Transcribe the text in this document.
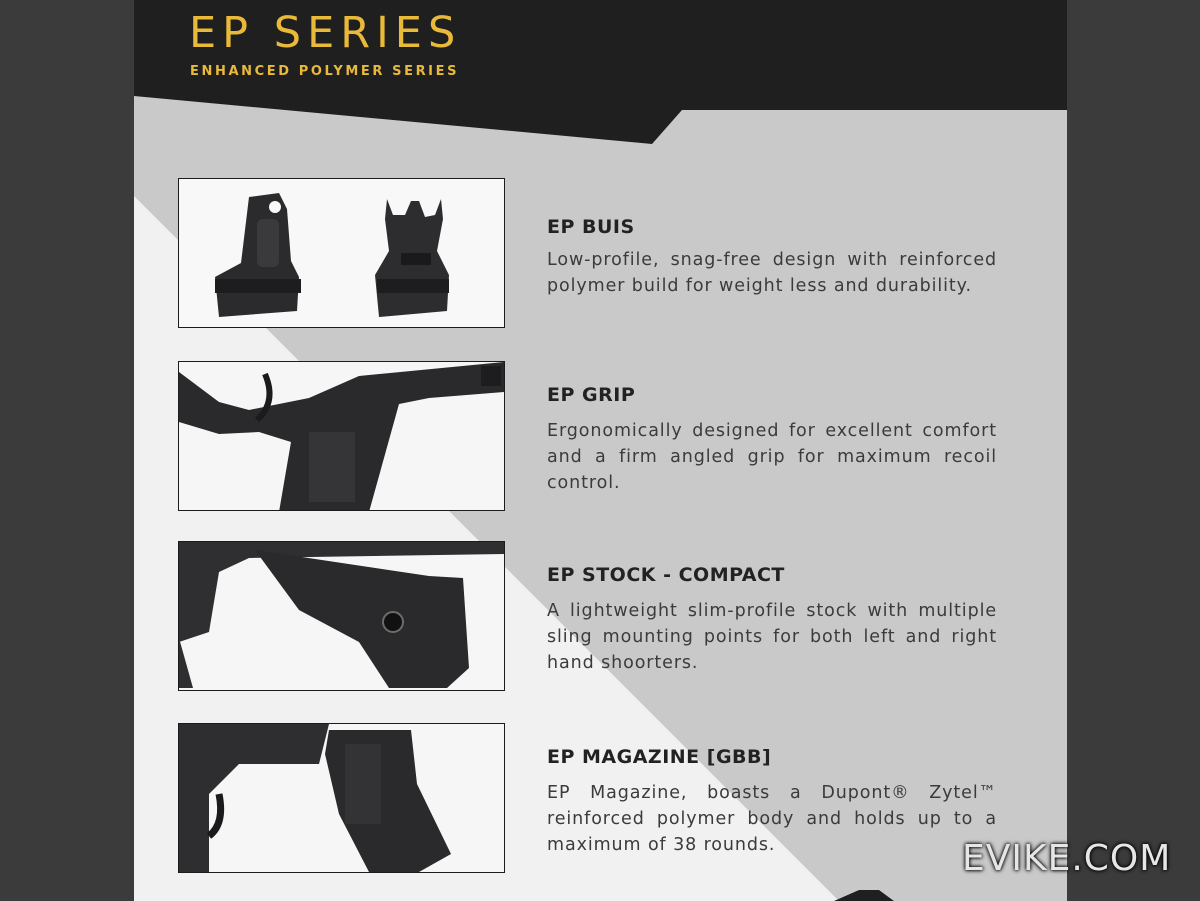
EP SERIES
ENHANCED POLYMER SERIES
EP BUIS
Low-profile, snag-free design with reinforced polymer build for weight less and durability.
EP GRIP
Ergonomically designed for excellent comfort and a firm angled grip for maximum recoil control.
EP STOCK - COMPACT
A lightweight slim-profile stock with multiple sling mounting points for both left and right hand shoorters.
EP MAGAZINE [GBB]
EP Magazine, boasts a Dupont® Zytel™ reinforced polymer body and holds up to a maximum of 38 rounds.	EVIKE.COM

The task:
In the entries above, find every line with the word "reinforced" and list it.

Reply to the task:
Low-profile, snag-free design with reinforced polymer build for weight less and durability.
EP Magazine, boasts a Dupont® Zytel™ reinforced polymer body and holds up to a maximum of 38 rounds.	EVIKE.COM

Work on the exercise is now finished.